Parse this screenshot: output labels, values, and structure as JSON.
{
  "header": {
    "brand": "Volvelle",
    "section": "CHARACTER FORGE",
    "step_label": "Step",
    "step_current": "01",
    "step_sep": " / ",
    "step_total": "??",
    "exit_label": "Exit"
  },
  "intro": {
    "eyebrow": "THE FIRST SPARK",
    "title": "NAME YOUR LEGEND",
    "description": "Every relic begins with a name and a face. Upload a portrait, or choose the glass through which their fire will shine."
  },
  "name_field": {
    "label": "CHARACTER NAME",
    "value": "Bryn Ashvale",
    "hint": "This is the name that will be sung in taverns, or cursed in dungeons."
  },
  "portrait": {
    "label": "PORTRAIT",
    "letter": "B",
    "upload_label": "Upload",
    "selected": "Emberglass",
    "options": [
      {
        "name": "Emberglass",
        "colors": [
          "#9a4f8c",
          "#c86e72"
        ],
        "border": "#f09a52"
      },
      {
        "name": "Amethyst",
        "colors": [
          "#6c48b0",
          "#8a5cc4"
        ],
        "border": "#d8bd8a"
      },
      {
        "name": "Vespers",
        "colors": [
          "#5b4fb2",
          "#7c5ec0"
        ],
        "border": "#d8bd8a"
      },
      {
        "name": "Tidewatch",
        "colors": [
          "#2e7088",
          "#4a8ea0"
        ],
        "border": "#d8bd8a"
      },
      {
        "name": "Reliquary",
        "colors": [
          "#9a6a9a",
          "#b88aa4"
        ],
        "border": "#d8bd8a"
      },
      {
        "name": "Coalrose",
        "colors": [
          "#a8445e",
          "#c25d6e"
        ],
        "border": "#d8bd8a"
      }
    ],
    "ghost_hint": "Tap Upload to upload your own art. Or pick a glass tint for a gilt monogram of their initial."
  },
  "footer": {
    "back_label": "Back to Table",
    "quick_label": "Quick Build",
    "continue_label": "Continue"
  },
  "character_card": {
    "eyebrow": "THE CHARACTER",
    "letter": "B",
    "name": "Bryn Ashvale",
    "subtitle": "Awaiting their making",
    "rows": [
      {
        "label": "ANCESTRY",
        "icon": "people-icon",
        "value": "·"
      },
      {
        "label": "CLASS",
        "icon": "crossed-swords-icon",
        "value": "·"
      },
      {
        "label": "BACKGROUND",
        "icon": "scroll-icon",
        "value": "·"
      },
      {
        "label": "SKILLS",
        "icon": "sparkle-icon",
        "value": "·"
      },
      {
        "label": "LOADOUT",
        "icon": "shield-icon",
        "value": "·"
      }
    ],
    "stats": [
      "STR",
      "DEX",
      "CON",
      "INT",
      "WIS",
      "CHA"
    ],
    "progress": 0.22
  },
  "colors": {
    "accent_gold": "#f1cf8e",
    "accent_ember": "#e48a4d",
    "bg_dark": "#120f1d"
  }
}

▶ To do: Repeat the material word for word, in full.

▶ Finished exercise:
Parse this screenshot: output labels, values, and structure as JSON.
{
  "header": {
    "brand": "Volvelle",
    "section": "CHARACTER FORGE",
    "step_label": "Step",
    "step_current": "01",
    "step_sep": " / ",
    "step_total": "??",
    "exit_label": "Exit"
  },
  "intro": {
    "eyebrow": "THE FIRST SPARK",
    "title": "NAME YOUR LEGEND",
    "description": "Every relic begins with a name and a face. Upload a portrait, or choose the glass through which their fire will shine."
  },
  "name_field": {
    "label": "CHARACTER NAME",
    "value": "Bryn Ashvale",
    "hint": "This is the name that will be sung in taverns, or cursed in dungeons."
  },
  "portrait": {
    "label": "PORTRAIT",
    "letter": "B",
    "upload_label": "Upload",
    "selected": "Emberglass",
    "options": [
      {
        "name": "Emberglass",
        "colors": [
          "#9a4f8c",
          "#c86e72"
        ],
        "border": "#f09a52"
      },
      {
        "name": "Amethyst",
        "colors": [
          "#6c48b0",
          "#8a5cc4"
        ],
        "border": "#d8bd8a"
      },
      {
        "name": "Vespers",
        "colors": [
          "#5b4fb2",
          "#7c5ec0"
        ],
        "border": "#d8bd8a"
      },
      {
        "name": "Tidewatch",
        "colors": [
          "#2e7088",
          "#4a8ea0"
        ],
        "border": "#d8bd8a"
      },
      {
        "name": "Reliquary",
        "colors": [
          "#9a6a9a",
          "#b88aa4"
        ],
        "border": "#d8bd8a"
      },
      {
        "name": "Coalrose",
        "colors": [
          "#a8445e",
          "#c25d6e"
        ],
        "border": "#d8bd8a"
      }
    ],
    "ghost_hint": "Tap Upload to upload your own art. Or pick a glass tint for a gilt monogram of their initial."
  },
  "footer": {
    "back_label": "Back to Table",
    "quick_label": "Quick Build",
    "continue_label": "Continue"
  },
  "character_card": {
    "eyebrow": "THE CHARACTER",
    "letter": "B",
    "name": "Bryn Ashvale",
    "subtitle": "Awaiting their making",
    "rows": [
      {
        "label": "ANCESTRY",
        "icon": "people-icon",
        "value": "·"
      },
      {
        "label": "CLASS",
        "icon": "crossed-swords-icon",
        "value": "·"
      },
      {
        "label": "BACKGROUND",
        "icon": "scroll-icon",
        "value": "·"
      },
      {
        "label": "SKILLS",
        "icon": "sparkle-icon",
        "value": "·"
      },
      {
        "label": "LOADOUT",
        "icon": "shield-icon",
        "value": "·"
      }
    ],
    "stats": [
      "STR",
      "DEX",
      "CON",
      "INT",
      "WIS",
      "CHA"
    ],
    "progress": 0.22
  },
  "colors": {
    "accent_gold": "#f1cf8e",
    "accent_ember": "#e48a4d",
    "bg_dark": "#120f1d"
  }
}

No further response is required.